Collected data entries:
━━━━━━━━━━━━━━━━
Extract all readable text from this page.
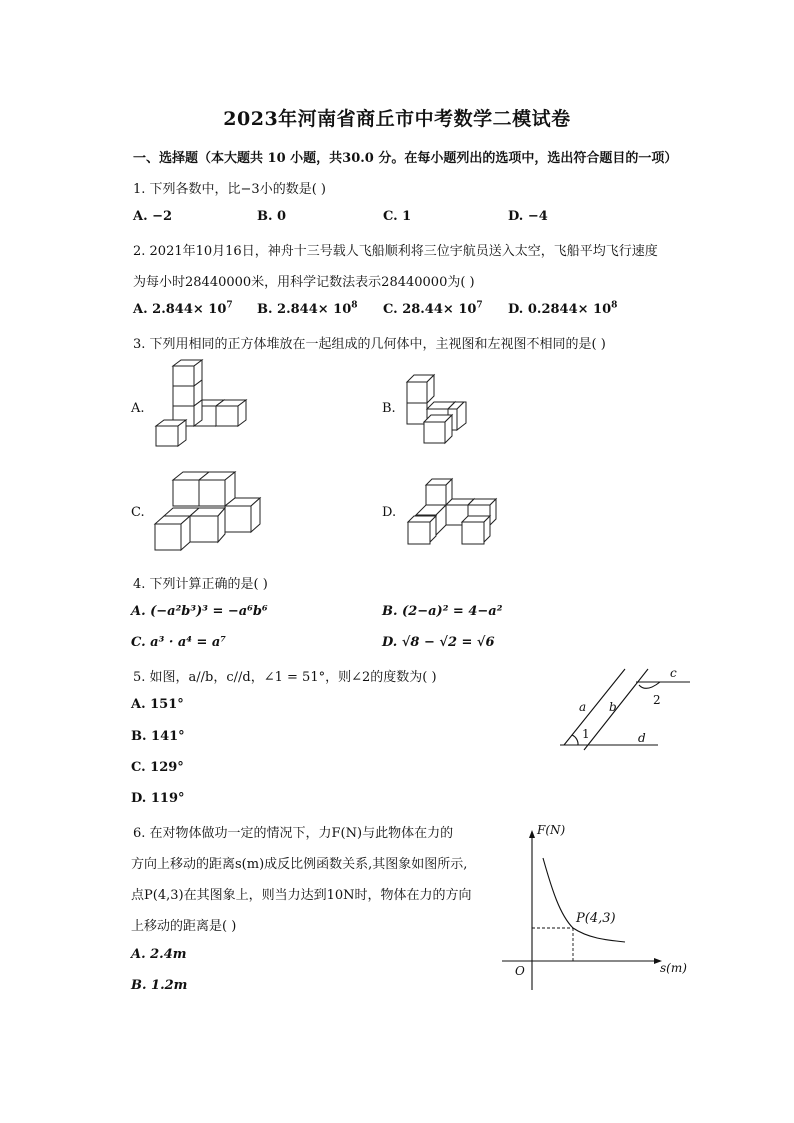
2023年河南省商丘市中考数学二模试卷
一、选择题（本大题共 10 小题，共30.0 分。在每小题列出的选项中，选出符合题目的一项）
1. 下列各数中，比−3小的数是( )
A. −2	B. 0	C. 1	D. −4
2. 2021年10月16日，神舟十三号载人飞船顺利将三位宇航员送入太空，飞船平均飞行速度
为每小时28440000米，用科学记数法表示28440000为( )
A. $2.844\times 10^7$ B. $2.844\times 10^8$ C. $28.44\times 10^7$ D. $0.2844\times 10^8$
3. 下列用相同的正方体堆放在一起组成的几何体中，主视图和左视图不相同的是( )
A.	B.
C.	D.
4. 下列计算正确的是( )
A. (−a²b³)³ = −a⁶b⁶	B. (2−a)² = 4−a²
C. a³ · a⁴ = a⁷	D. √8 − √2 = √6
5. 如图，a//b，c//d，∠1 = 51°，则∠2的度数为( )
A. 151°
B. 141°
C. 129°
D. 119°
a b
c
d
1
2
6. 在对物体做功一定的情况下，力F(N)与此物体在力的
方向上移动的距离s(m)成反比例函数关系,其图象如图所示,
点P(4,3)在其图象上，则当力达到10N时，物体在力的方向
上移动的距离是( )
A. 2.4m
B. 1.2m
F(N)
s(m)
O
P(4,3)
━━━━━━━━━━━━━━━━
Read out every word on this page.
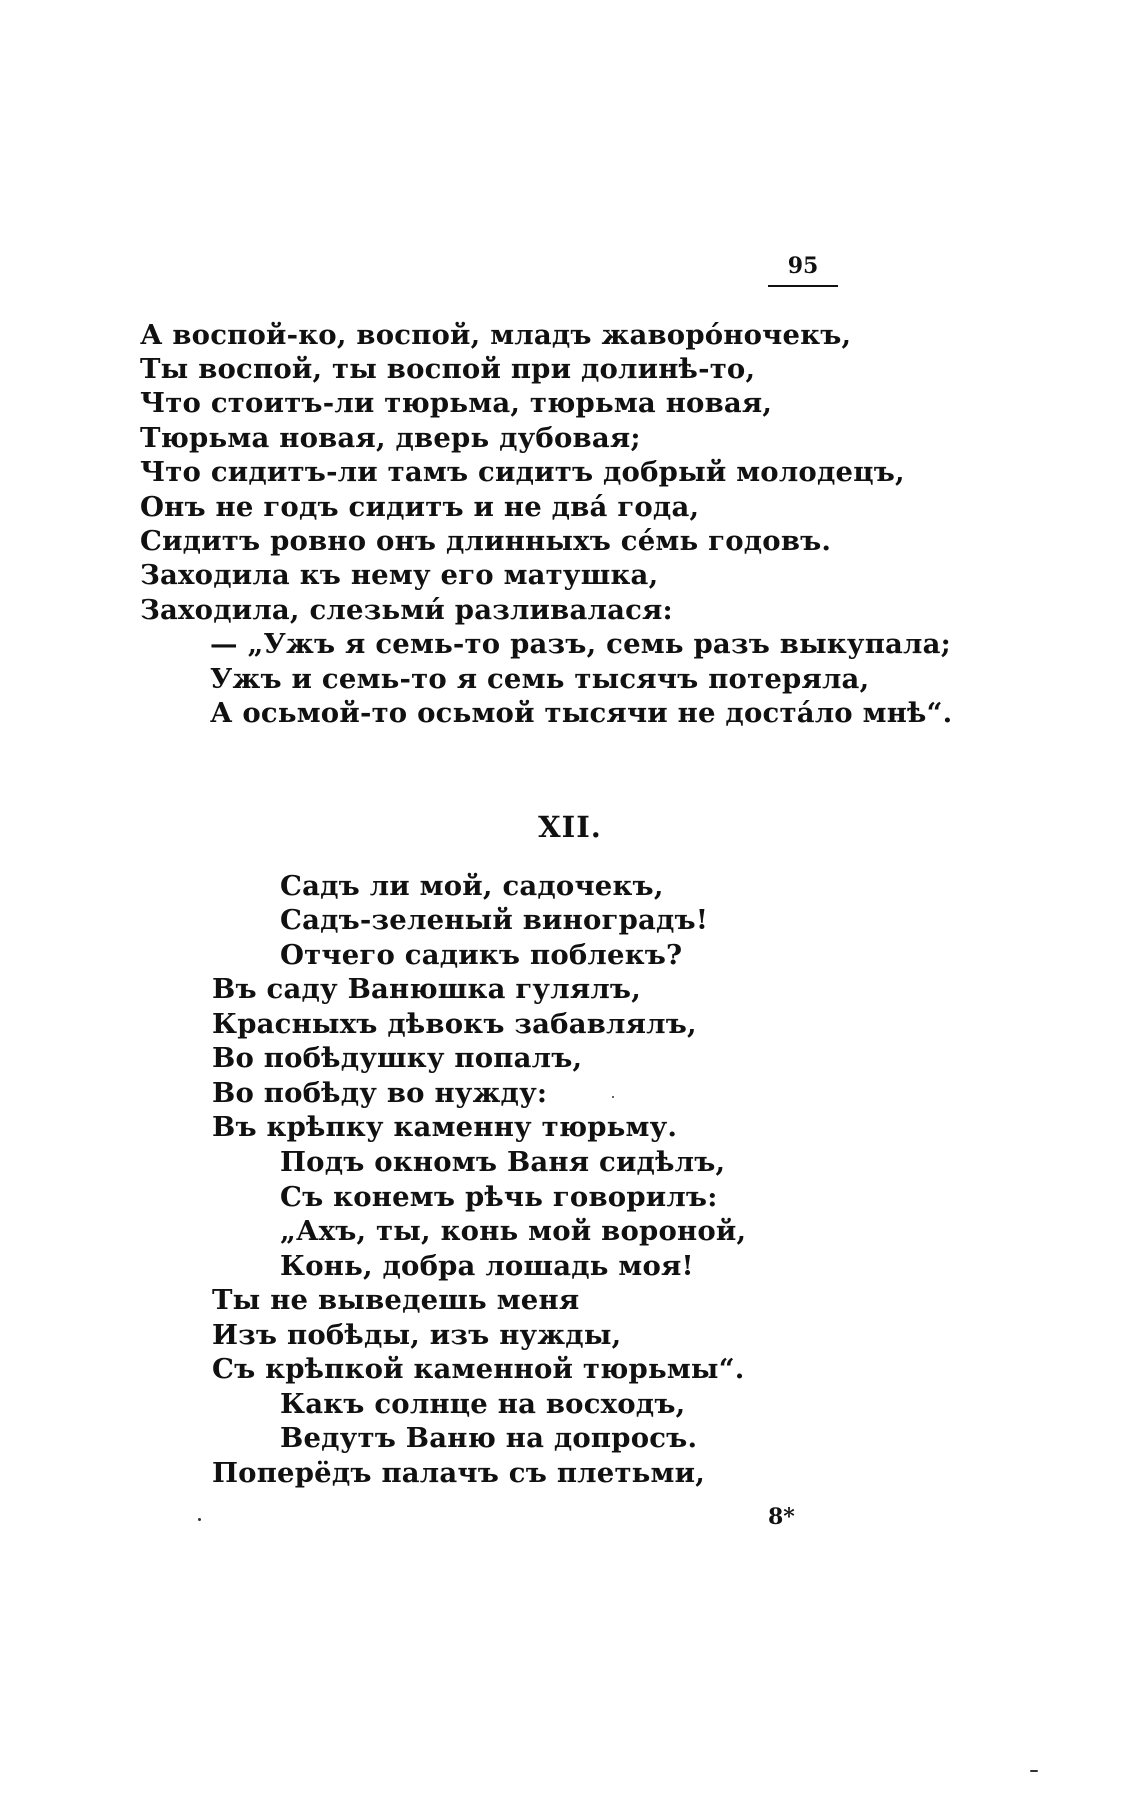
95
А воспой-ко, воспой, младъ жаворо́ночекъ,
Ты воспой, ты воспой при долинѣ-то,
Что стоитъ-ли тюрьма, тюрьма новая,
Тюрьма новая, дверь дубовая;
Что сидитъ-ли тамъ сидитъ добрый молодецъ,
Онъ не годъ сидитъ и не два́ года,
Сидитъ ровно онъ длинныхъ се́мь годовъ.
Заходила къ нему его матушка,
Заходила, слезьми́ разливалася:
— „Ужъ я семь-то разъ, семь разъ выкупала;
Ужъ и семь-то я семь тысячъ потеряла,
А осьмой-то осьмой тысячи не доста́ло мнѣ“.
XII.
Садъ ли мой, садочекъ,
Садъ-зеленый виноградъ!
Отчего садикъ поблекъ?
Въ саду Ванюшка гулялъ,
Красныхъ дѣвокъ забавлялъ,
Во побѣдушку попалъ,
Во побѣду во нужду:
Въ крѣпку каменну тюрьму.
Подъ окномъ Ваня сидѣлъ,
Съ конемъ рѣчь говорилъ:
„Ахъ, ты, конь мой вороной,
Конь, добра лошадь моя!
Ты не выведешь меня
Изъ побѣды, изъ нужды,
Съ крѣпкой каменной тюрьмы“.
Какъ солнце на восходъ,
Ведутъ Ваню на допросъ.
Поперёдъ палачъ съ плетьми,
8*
━━━━━━━━━━━━━━━━
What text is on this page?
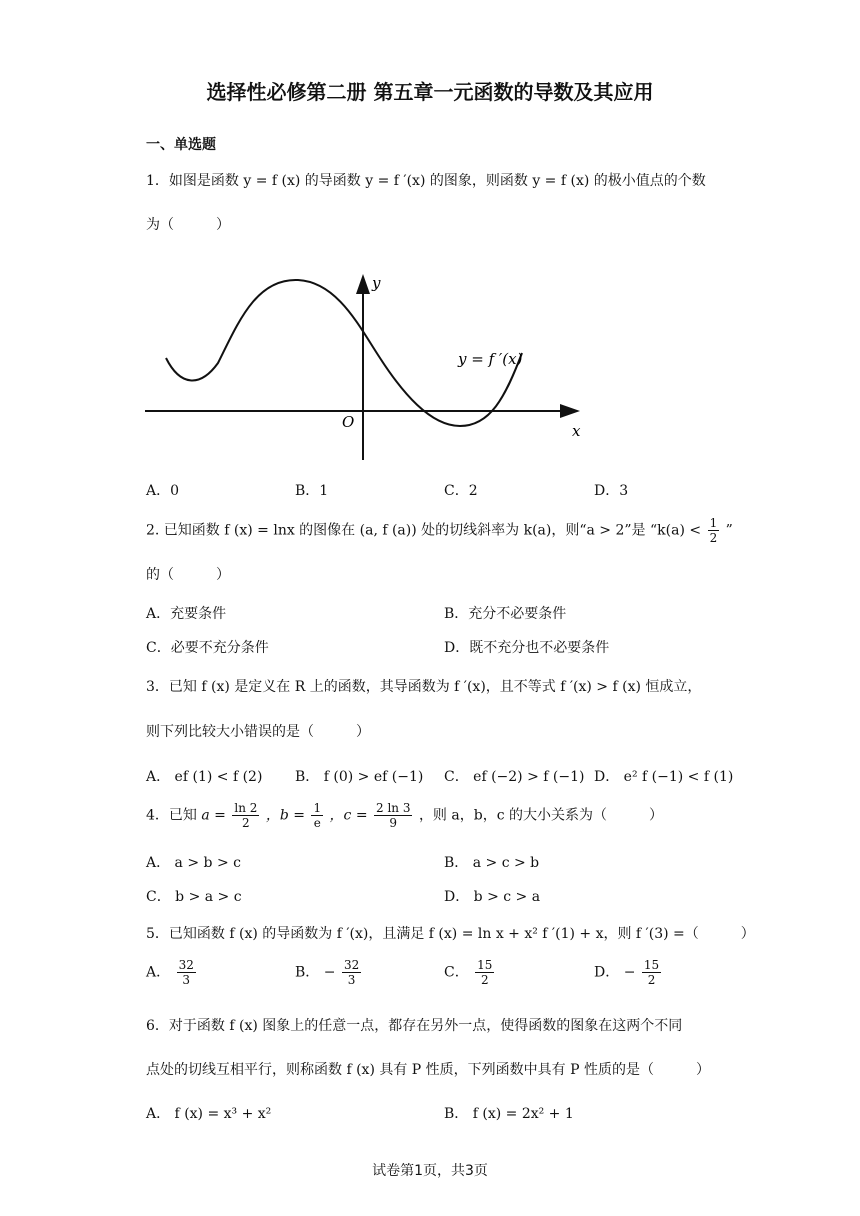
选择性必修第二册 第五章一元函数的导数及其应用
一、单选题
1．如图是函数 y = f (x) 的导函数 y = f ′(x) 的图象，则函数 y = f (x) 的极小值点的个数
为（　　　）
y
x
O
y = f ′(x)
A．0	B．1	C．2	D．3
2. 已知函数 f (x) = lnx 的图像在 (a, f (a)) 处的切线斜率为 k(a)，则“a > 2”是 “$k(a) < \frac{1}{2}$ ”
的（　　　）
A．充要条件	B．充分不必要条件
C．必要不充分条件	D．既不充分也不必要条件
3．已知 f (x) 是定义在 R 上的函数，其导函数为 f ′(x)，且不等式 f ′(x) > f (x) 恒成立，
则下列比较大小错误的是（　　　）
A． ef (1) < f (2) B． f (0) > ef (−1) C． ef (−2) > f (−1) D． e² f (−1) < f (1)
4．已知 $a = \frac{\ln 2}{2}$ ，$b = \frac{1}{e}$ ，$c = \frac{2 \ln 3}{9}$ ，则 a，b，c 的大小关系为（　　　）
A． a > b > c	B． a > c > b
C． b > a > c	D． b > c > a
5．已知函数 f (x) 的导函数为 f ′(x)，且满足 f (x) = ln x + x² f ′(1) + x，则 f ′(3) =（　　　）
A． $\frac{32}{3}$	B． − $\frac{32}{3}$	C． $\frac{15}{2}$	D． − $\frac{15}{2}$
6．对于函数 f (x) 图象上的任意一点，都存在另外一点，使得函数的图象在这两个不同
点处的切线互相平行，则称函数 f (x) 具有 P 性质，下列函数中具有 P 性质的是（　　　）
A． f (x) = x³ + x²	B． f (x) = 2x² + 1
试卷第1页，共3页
━━━━━━━━━━━━━━━━
## WHAT YOU ARE ASKED TO DO:
Your answer should be a single number: the count of lines in the listing that contain the word "семь".

## FINISHED EXERCISE:
2